Spatial annotation entries:
.....

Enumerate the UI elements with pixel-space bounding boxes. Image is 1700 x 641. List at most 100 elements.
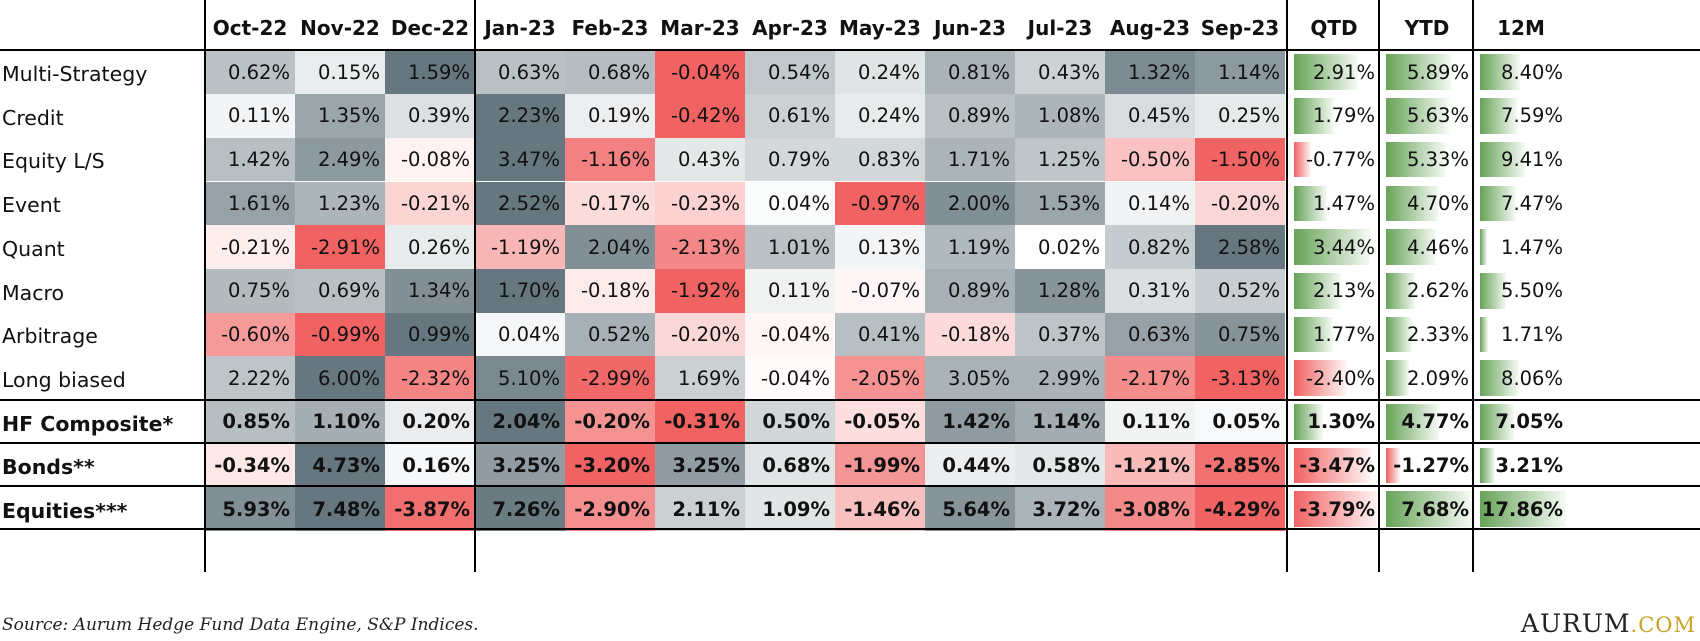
heatmap-cell: 1.42%	[925, 400, 1015, 444]
cell-value: 0.69%	[318, 279, 380, 303]
heatmap-cell: -3.87%	[385, 487, 475, 532]
cell-value: 0.19%	[588, 104, 650, 128]
summary-value: 9.41%	[1501, 148, 1563, 172]
heatmap-cell: 0.68%	[745, 443, 835, 488]
heatmap-cell: 0.04%	[475, 312, 565, 357]
cell-value: 1.01%	[768, 235, 830, 259]
summary-cell: -3.79%	[1288, 487, 1380, 531]
data-bar	[1294, 272, 1342, 309]
heatmap-cell: 0.25%	[1195, 94, 1285, 138]
data-bar	[1294, 360, 1348, 396]
cell-value: 1.28%	[1038, 279, 1100, 303]
heatmap-cell: 0.02%	[1015, 225, 1105, 269]
data-bar	[1386, 141, 1446, 178]
column-divider	[204, 0, 206, 572]
cell-value: 1.61%	[228, 191, 290, 215]
header-month: Jun-23	[933, 15, 1007, 40]
row-label: Arbitrage	[2, 324, 98, 349]
heatmap-cell: 0.39%	[385, 94, 475, 138]
heatmap-cell: -1.21%	[1105, 443, 1195, 488]
data-bar	[1386, 185, 1439, 222]
cell-value: -0.04%	[671, 60, 740, 84]
cell-value: 0.37%	[1038, 322, 1100, 346]
data-bar	[1294, 185, 1327, 222]
heatmap-cell: -0.60%	[205, 312, 295, 357]
summary-cell: -0.77%	[1288, 138, 1380, 182]
cell-value: 1.42%	[228, 148, 290, 172]
summary-cell: 1.47%	[1288, 182, 1380, 226]
data-bar	[1480, 141, 1526, 178]
cell-value: -0.05%	[844, 410, 920, 434]
heatmap-cell: 2.11%	[655, 487, 745, 532]
cell-value: 0.13%	[858, 235, 920, 259]
cell-value: 0.99%	[408, 322, 470, 346]
heatmap-cell: 2.52%	[475, 181, 565, 226]
cell-value: 1.32%	[1128, 60, 1190, 84]
cell-value: -2.17%	[1121, 366, 1190, 390]
heatmap-cell: -0.21%	[385, 181, 475, 226]
summary-cell: 5.50%	[1474, 269, 1568, 313]
cell-value: 1.08%	[1038, 104, 1100, 128]
heatmap-cell: -2.99%	[565, 356, 655, 400]
header-month: Jan-23	[484, 15, 556, 40]
cell-value: 7.26%	[492, 497, 560, 521]
heatmap-cell: -0.31%	[655, 400, 745, 444]
cell-value: 3.72%	[1032, 497, 1100, 521]
cell-value: 0.63%	[1128, 322, 1190, 346]
heatmap-cell: 0.61%	[745, 94, 835, 138]
heatmap-cell: -4.29%	[1195, 487, 1285, 532]
summary-cell: 2.91%	[1288, 50, 1380, 94]
summary-value: 7.68%	[1401, 497, 1469, 521]
cell-value: -0.04%	[761, 366, 830, 390]
summary-value: 1.47%	[1313, 191, 1375, 215]
cell-value: 0.20%	[402, 410, 470, 434]
returns-heatmap-table: Oct-22 Nov-22 Dec-22 Jan-23 Feb-23 Mar-23 Apr-…	[0, 0, 1700, 572]
data-bar	[1294, 229, 1371, 265]
heatmap-cell: 3.72%	[1015, 487, 1105, 532]
heatmap-cell: 0.24%	[835, 94, 925, 138]
cell-value: 1.14%	[1218, 60, 1280, 84]
heatmap-cell: 0.89%	[925, 94, 1015, 138]
cell-value: 0.04%	[498, 322, 560, 346]
cell-value: 0.11%	[228, 104, 290, 128]
cell-value: 0.89%	[948, 279, 1010, 303]
heatmap-cell: 1.70%	[475, 268, 565, 313]
row-divider	[0, 49, 1700, 51]
cell-value: 4.73%	[312, 454, 380, 478]
cell-value: 1.53%	[1038, 191, 1100, 215]
summary-value: -0.77%	[1306, 148, 1375, 172]
heatmap-cell: 0.14%	[1105, 181, 1195, 226]
heatmap-cell: -0.20%	[1195, 181, 1285, 226]
heatmap-cell: -1.92%	[655, 268, 745, 313]
logo-domain: .COM	[1630, 613, 1696, 637]
cell-value: 1.59%	[408, 60, 470, 84]
heatmap-cell: -0.04%	[745, 312, 835, 357]
cell-value: 0.14%	[1128, 191, 1190, 215]
cell-value: 0.43%	[678, 148, 740, 172]
summary-value: 4.70%	[1407, 191, 1469, 215]
cell-value: -0.21%	[221, 235, 290, 259]
heatmap-cell: 0.45%	[1105, 94, 1195, 138]
heatmap-cell: 5.64%	[925, 487, 1015, 532]
heatmap-cell: 0.99%	[385, 312, 475, 357]
heatmap-cell: 0.83%	[835, 137, 925, 182]
cell-value: 1.69%	[678, 366, 740, 390]
heatmap-cell: 0.63%	[475, 50, 565, 95]
cell-value: 0.83%	[858, 148, 920, 172]
summary-value: 2.62%	[1407, 279, 1469, 303]
cell-value: -1.16%	[581, 148, 650, 172]
row-label: Multi-Strategy	[2, 62, 148, 87]
heatmap-cell: 0.68%	[565, 50, 655, 95]
row-label: Quant	[2, 236, 65, 261]
cell-value: -0.20%	[671, 322, 740, 346]
cell-value: 2.04%	[492, 410, 560, 434]
heatmap-cell: -0.04%	[655, 50, 745, 95]
cell-value: -2.90%	[574, 497, 650, 521]
heatmap-cell: 2.99%	[1015, 356, 1105, 400]
heatmap-cell: 1.23%	[295, 181, 385, 226]
cell-value: -3.20%	[574, 454, 650, 478]
heatmap-cell: 0.85%	[205, 400, 295, 444]
data-bar	[1480, 272, 1507, 309]
data-bar	[1480, 54, 1521, 91]
data-bar	[1294, 404, 1323, 440]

.....

◆ AIM OF THE EXERCISE
Collect every line from the entries above that contains the string "divider".

◆ EXERCISE OUTPUT
column-divider	[204, 0, 206, 572]
row-divider	[0, 49, 1700, 51]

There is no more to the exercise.